**DIRECTION**
Search the records below for the word "marker". Pull out each line that has it.

*** PROVIDED RECORDS ***

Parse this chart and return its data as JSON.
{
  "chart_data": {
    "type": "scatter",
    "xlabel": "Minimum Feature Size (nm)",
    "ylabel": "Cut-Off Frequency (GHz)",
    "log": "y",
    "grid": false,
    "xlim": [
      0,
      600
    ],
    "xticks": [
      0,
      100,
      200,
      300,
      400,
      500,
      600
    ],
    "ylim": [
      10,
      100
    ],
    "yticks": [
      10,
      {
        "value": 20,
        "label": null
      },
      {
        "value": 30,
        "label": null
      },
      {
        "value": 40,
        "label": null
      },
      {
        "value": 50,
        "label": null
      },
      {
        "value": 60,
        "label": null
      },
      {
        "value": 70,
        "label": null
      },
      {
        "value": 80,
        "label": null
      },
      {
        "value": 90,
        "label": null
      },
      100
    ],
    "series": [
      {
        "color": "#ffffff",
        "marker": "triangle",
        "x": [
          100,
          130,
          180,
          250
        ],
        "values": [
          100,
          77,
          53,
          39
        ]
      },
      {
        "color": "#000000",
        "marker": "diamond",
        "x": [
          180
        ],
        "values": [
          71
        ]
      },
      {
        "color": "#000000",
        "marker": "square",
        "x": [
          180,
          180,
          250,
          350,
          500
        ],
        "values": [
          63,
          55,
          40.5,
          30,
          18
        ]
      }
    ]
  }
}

***

**EXPECTED ANSWER**
        "marker": "triangle",
        "marker": "diamond",
        "marker": "square",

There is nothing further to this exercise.